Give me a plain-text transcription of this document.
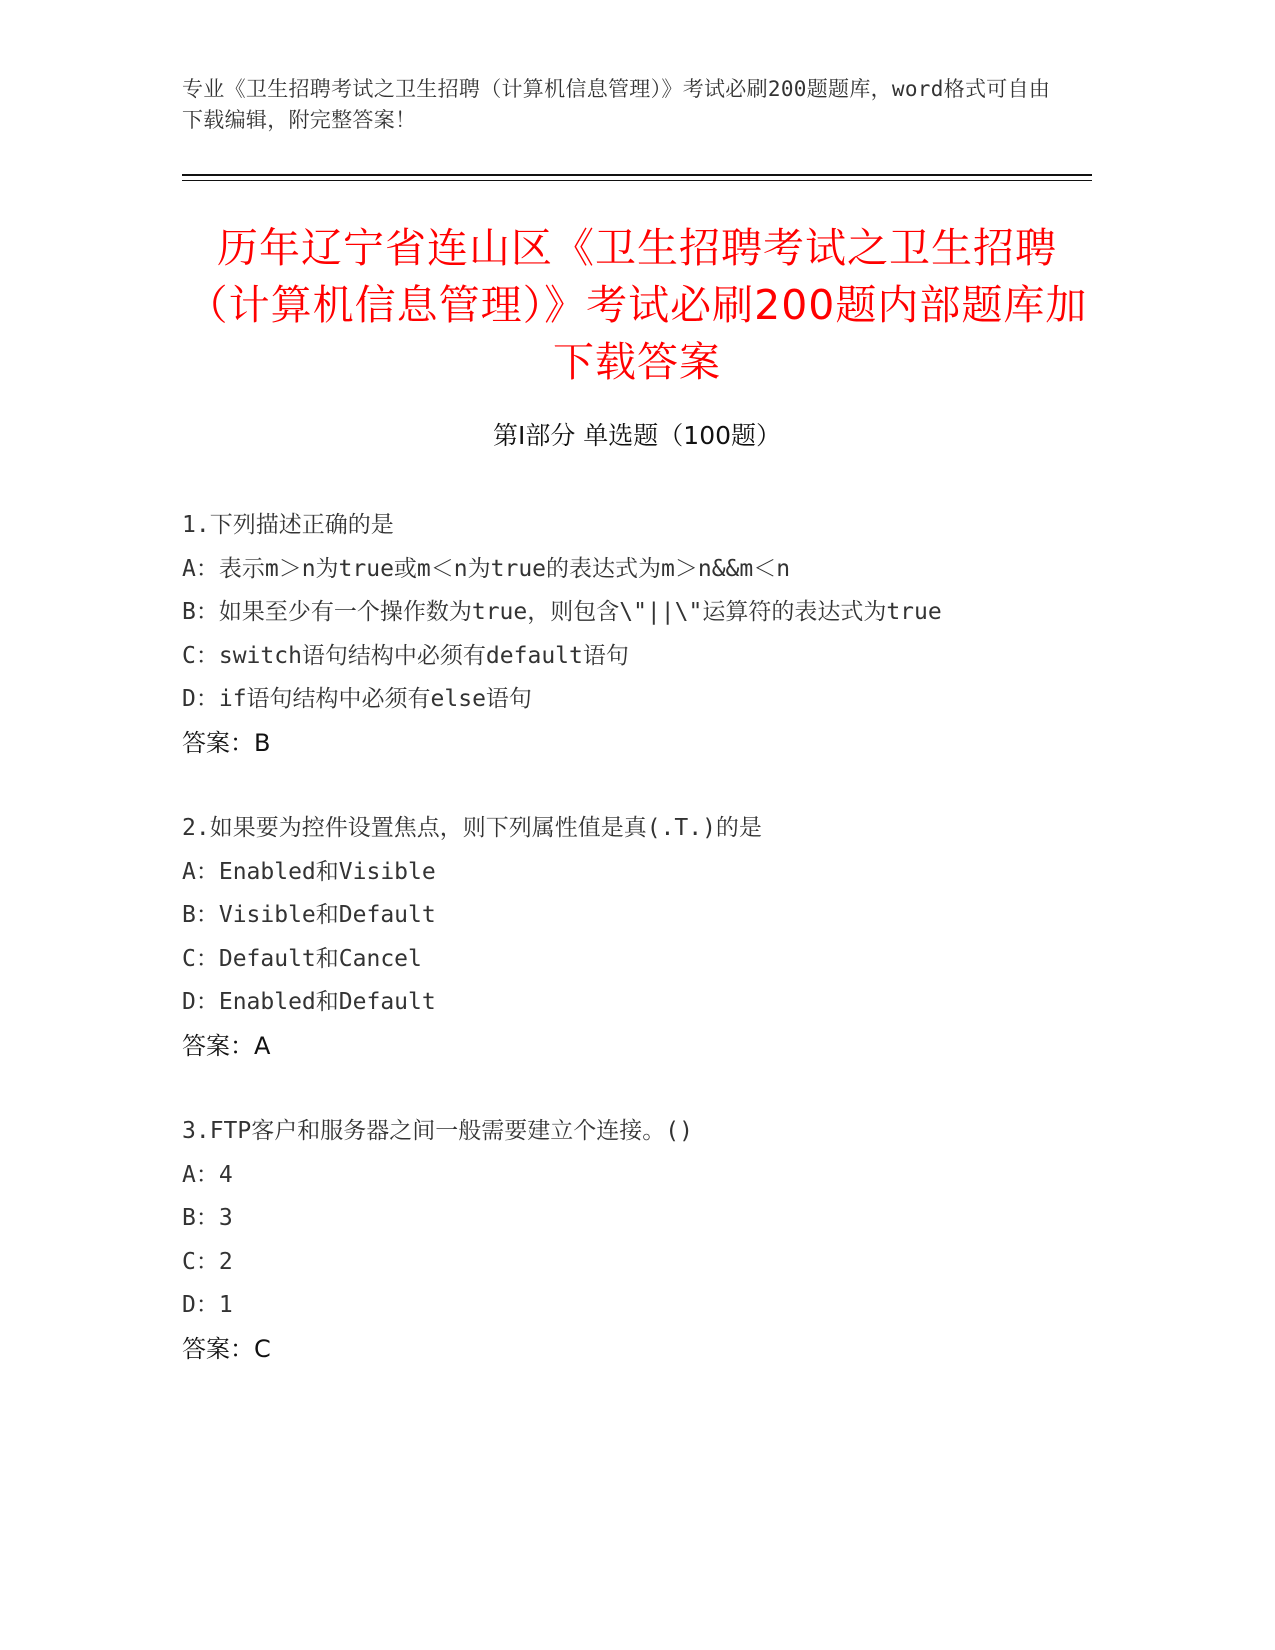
专业《卫生招聘考试之卫生招聘（计算机信息管理）》考试必刷200题题库，word格式可自由下载编辑，附完整答案！
历年辽宁省连山区《卫生招聘考试之卫生招聘（计算机信息管理）》考试必刷200题内部题库加下载答案
第Ⅰ部分 单选题（100题）

1.下列描述正确的是

A：表示m＞n为true或m＜n为true的表达式为m＞n&&m＜n

B：如果至少有一个操作数为true，则包含\"||\"运算符的表达式为true

C：switch语句结构中必须有default语句

D：if语句结构中必须有else语句

答案：B

2.如果要为控件设置焦点，则下列属性值是真(.T.)的是

A：Enabled和Visible

B：Visible和Default

C：Default和Cancel

D：Enabled和Default

答案：A

3.FTP客户和服务器之间一般需要建立个连接。()

A：4

B：3

C：2

D：1

答案：C
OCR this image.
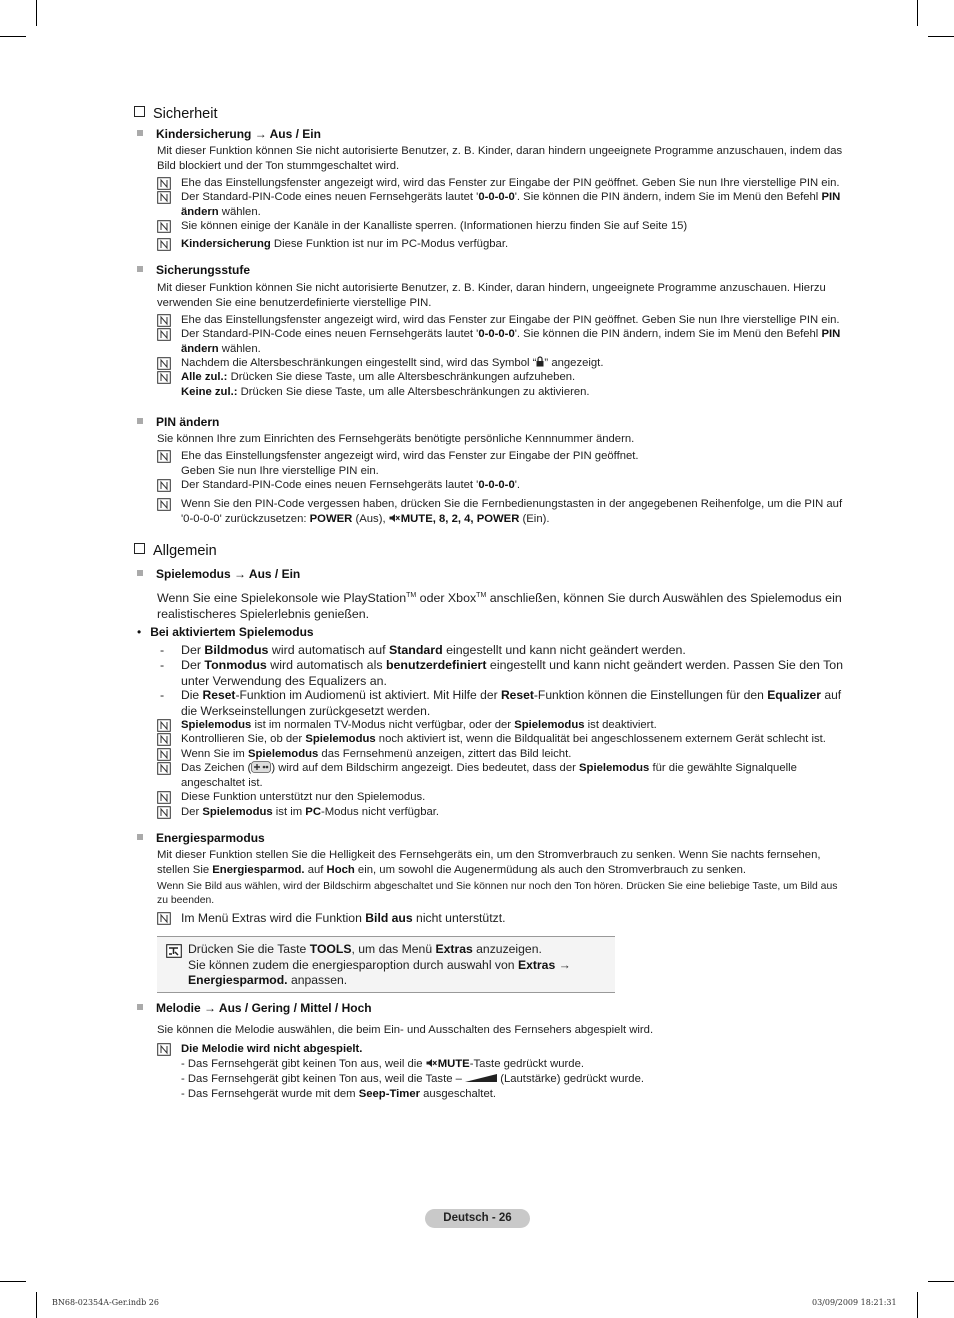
Sicherheit
Kindersicherung → Aus / Ein
Mit dieser Funktion können Sie nicht autorisierte Benutzer, z. B. Kinder, daran hindern ungeeignete Programme anzuschauen, indem das Bild blockiert und der Ton stummgeschaltet wird.
Ehe das Einstellungsfenster angezeigt wird, wird das Fenster zur Eingabe der PIN geöffnet. Geben Sie nun Ihre vierstellige PIN ein.
Der Standard-PIN-Code eines neuen Fernsehgeräts lautet '0-0-0-0'. Sie können die PIN ändern, indem Sie im Menü den Befehl PIN ändern wählen.
Sie können einige der Kanäle in der Kanalliste sperren. (Informationen hierzu finden Sie auf Seite 15)
Kindersicherung Diese Funktion ist nur im PC-Modus verfügbar.
Sicherungsstufe
Mit dieser Funktion können Sie nicht autorisierte Benutzer, z. B. Kinder, daran hindern, ungeeignete Programme anzuschauen. Hierzu verwenden Sie eine benutzerdefinierte vierstellige PIN.
Ehe das Einstellungsfenster angezeigt wird, wird das Fenster zur Eingabe der PIN geöffnet. Geben Sie nun Ihre vierstellige PIN ein.
Der Standard-PIN-Code eines neuen Fernsehgeräts lautet '0-0-0-0'. Sie können die PIN ändern, indem Sie im Menü den Befehl PIN ändern wählen.
Nachdem die Altersbeschränkungen eingestellt sind, wird das Symbol “ ” angezeigt.
Alle zul.: Drücken Sie diese Taste, um alle Altersbeschränkungen aufzuheben.
Keine zul.: Drücken Sie diese Taste, um alle Altersbeschränkungen zu aktivieren.
PIN ändern
Sie können Ihre zum Einrichten des Fernsehgeräts benötigte persönliche Kennnummer ändern.
Ehe das Einstellungsfenster angezeigt wird, wird das Fenster zur Eingabe der PIN geöffnet.
Geben Sie nun Ihre vierstellige PIN ein.
Der Standard-PIN-Code eines neuen Fernsehgeräts lautet '0-0-0-0'.
Wenn Sie den PIN-Code vergessen haben, drücken Sie die Fernbedienungstasten in der angegebenen Reihenfolge, um die PIN auf '0-0-0-0' zurückzusetzen: POWER (Aus), MUTE, 8, 2, 4, POWER (Ein).
Allgemein
Spielemodus → Aus / Ein
Wenn Sie eine Spielekonsole wie PlayStation™ oder Xbox™ anschließen, können Sie durch Auswählen des Spielemodus ein realistischeres Spielerlebnis genießen.
• Bei aktiviertem Spielemodus
- Der Bildmodus wird automatisch auf Standard eingestellt und kann nicht geändert werden.
- Der Tonmodus wird automatisch als benutzerdefiniert eingestellt und kann nicht geändert werden. Passen Sie den Ton unter Verwendung des Equalizers an.
- Die Reset-Funktion im Audiomenü ist aktiviert. Mit Hilfe der Reset-Funktion können die Einstellungen für den Equalizer auf die Werkseinstellungen zurückgesetzt werden.
Spielemodus ist im normalen TV-Modus nicht verfügbar, oder der Spielemodus ist deaktiviert.
Kontrollieren Sie, ob der Spielemodus noch aktiviert ist, wenn die Bildqualität bei angeschlossenem externem Gerät schlecht ist.
Wenn Sie im Spielemodus das Fernsehmenü anzeigen, zittert das Bild leicht.
Das Zeichen ( ) wird auf dem Bildschirm angezeigt. Dies bedeutet, dass der Spielemodus für die gewählte Signalquelle angeschaltet ist.
Diese Funktion unterstützt nur den Spielemodus.
Der Spielemodus ist im PC-Modus nicht verfügbar.
Energiesparmodus
Mit dieser Funktion stellen Sie die Helligkeit des Fernsehgeräts ein, um den Stromverbrauch zu senken. Wenn Sie nachts fernsehen, stellen Sie Energiesparmod. auf Hoch ein, um sowohl die Augenermüdung als auch den Stromverbrauch zu senken.
Wenn Sie Bild aus wählen, wird der Bildschirm abgeschaltet und Sie können nur noch den Ton hören. Drücken Sie eine beliebige Taste, um Bild aus zu beenden.
Im Menü Extras wird die Funktion Bild aus nicht unterstützt.
Drücken Sie die Taste TOOLS, um das Menü Extras anzuzeigen.
Sie können zudem die energiesparoption durch auswahl von Extras →
Energiesparmod. anpassen.
Melodie → Aus / Gering / Mittel / Hoch
Sie können die Melodie auswählen, die beim Ein- und Ausschalten des Fernsehers abgespielt wird.
Die Melodie wird nicht abgespielt.
- Das Fernsehgerät gibt keinen Ton aus, weil die MUTE-Taste gedrückt wurde.
- Das Fernsehgerät gibt keinen Ton aus, weil die Taste –	(Lautstärke) gedrückt wurde.
- Das Fernsehgerät wurde mit dem Seep-Timer ausgeschaltet.
Deutsch - 26
BN68-02354A-Ger.indb 26	03/09/2009 18:21:31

What to produce -> Pictures excluded, quote all the data above exactly.

Response ->
Give me a plain-text transcription of this document.
专业《卫生招聘考试之卫生招聘（计算机信息管理）》考试必刷200题题库，word格式可自由下载编辑，附完整答案！
历年辽宁省连山区《卫生招聘考试之卫生招聘（计算机信息管理）》考试必刷200题内部题库加下载答案
第Ⅰ部分 单选题（100题）

1.下列描述正确的是

A：表示m＞n为true或m＜n为true的表达式为m＞n&&m＜n

B：如果至少有一个操作数为true，则包含\"||\"运算符的表达式为true

C：switch语句结构中必须有default语句

D：if语句结构中必须有else语句

答案：B

2.如果要为控件设置焦点，则下列属性值是真(.T.)的是

A：Enabled和Visible

B：Visible和Default

C：Default和Cancel

D：Enabled和Default

答案：A

3.FTP客户和服务器之间一般需要建立个连接。()

A：4

B：3

C：2

D：1

答案：C
OCR this image.
Sicherheit
Kindersicherung → Aus / Ein
Mit dieser Funktion können Sie nicht autorisierte Benutzer, z. B. Kinder, daran hindern ungeeignete Programme anzuschauen, indem das Bild blockiert und der Ton stummgeschaltet wird.
Ehe das Einstellungsfenster angezeigt wird, wird das Fenster zur Eingabe der PIN geöffnet. Geben Sie nun Ihre vierstellige PIN ein.
Der Standard-PIN-Code eines neuen Fernsehgeräts lautet '0-0-0-0'. Sie können die PIN ändern, indem Sie im Menü den Befehl PIN ändern wählen.
Sie können einige der Kanäle in der Kanalliste sperren. (Informationen hierzu finden Sie auf Seite 15)
Kindersicherung Diese Funktion ist nur im PC-Modus verfügbar.
Sicherungsstufe
Mit dieser Funktion können Sie nicht autorisierte Benutzer, z. B. Kinder, daran hindern, ungeeignete Programme anzuschauen. Hierzu verwenden Sie eine benutzerdefinierte vierstellige PIN.
Ehe das Einstellungsfenster angezeigt wird, wird das Fenster zur Eingabe der PIN geöffnet. Geben Sie nun Ihre vierstellige PIN ein.
Der Standard-PIN-Code eines neuen Fernsehgeräts lautet '0-0-0-0'. Sie können die PIN ändern, indem Sie im Menü den Befehl PIN ändern wählen.
Nachdem die Altersbeschränkungen eingestellt sind, wird das Symbol “ ” angezeigt.
Alle zul.: Drücken Sie diese Taste, um alle Altersbeschränkungen aufzuheben.
Keine zul.: Drücken Sie diese Taste, um alle Altersbeschränkungen zu aktivieren.
PIN ändern
Sie können Ihre zum Einrichten des Fernsehgeräts benötigte persönliche Kennnummer ändern.
Ehe das Einstellungsfenster angezeigt wird, wird das Fenster zur Eingabe der PIN geöffnet.
Geben Sie nun Ihre vierstellige PIN ein.
Der Standard-PIN-Code eines neuen Fernsehgeräts lautet '0-0-0-0'.
Wenn Sie den PIN-Code vergessen haben, drücken Sie die Fernbedienungstasten in der angegebenen Reihenfolge, um die PIN auf '0-0-0-0' zurückzusetzen: POWER (Aus), MUTE, 8, 2, 4, POWER (Ein).
Allgemein
Spielemodus → Aus / Ein
Wenn Sie eine Spielekonsole wie PlayStation™ oder Xbox™ anschließen, können Sie durch Auswählen des Spielemodus ein realistischeres Spielerlebnis genießen.
• Bei aktiviertem Spielemodus
- Der Bildmodus wird automatisch auf Standard eingestellt und kann nicht geändert werden.
- Der Tonmodus wird automatisch als benutzerdefiniert eingestellt und kann nicht geändert werden. Passen Sie den Ton unter Verwendung des Equalizers an.
- Die Reset-Funktion im Audiomenü ist aktiviert. Mit Hilfe der Reset-Funktion können die Einstellungen für den Equalizer auf die Werkseinstellungen zurückgesetzt werden.
Spielemodus ist im normalen TV-Modus nicht verfügbar, oder der Spielemodus ist deaktiviert.
Kontrollieren Sie, ob der Spielemodus noch aktiviert ist, wenn die Bildqualität bei angeschlossenem externem Gerät schlecht ist.
Wenn Sie im Spielemodus das Fernsehmenü anzeigen, zittert das Bild leicht.
Das Zeichen ( ) wird auf dem Bildschirm angezeigt. Dies bedeutet, dass der Spielemodus für die gewählte Signalquelle angeschaltet ist.
Diese Funktion unterstützt nur den Spielemodus.
Der Spielemodus ist im PC-Modus nicht verfügbar.
Energiesparmodus
Mit dieser Funktion stellen Sie die Helligkeit des Fernsehgeräts ein, um den Stromverbrauch zu senken. Wenn Sie nachts fernsehen, stellen Sie Energiesparmod. auf Hoch ein, um sowohl die Augenermüdung als auch den Stromverbrauch zu senken.
Wenn Sie Bild aus wählen, wird der Bildschirm abgeschaltet und Sie können nur noch den Ton hören. Drücken Sie eine beliebige Taste, um Bild aus zu beenden.
Im Menü Extras wird die Funktion Bild aus nicht unterstützt.
Drücken Sie die Taste TOOLS, um das Menü Extras anzuzeigen.
Sie können zudem die energiesparoption durch auswahl von Extras →
Energiesparmod. anpassen.
Melodie → Aus / Gering / Mittel / Hoch
Sie können die Melodie auswählen, die beim Ein- und Ausschalten des Fernsehers abgespielt wird.
Die Melodie wird nicht abgespielt.
- Das Fernsehgerät gibt keinen Ton aus, weil die MUTE-Taste gedrückt wurde.
- Das Fernsehgerät gibt keinen Ton aus, weil die Taste –	(Lautstärke) gedrückt wurde.
- Das Fernsehgerät wurde mit dem Seep-Timer ausgeschaltet.
Deutsch - 26
BN68-02354A-Ger.indb 26	03/09/2009 18:21:31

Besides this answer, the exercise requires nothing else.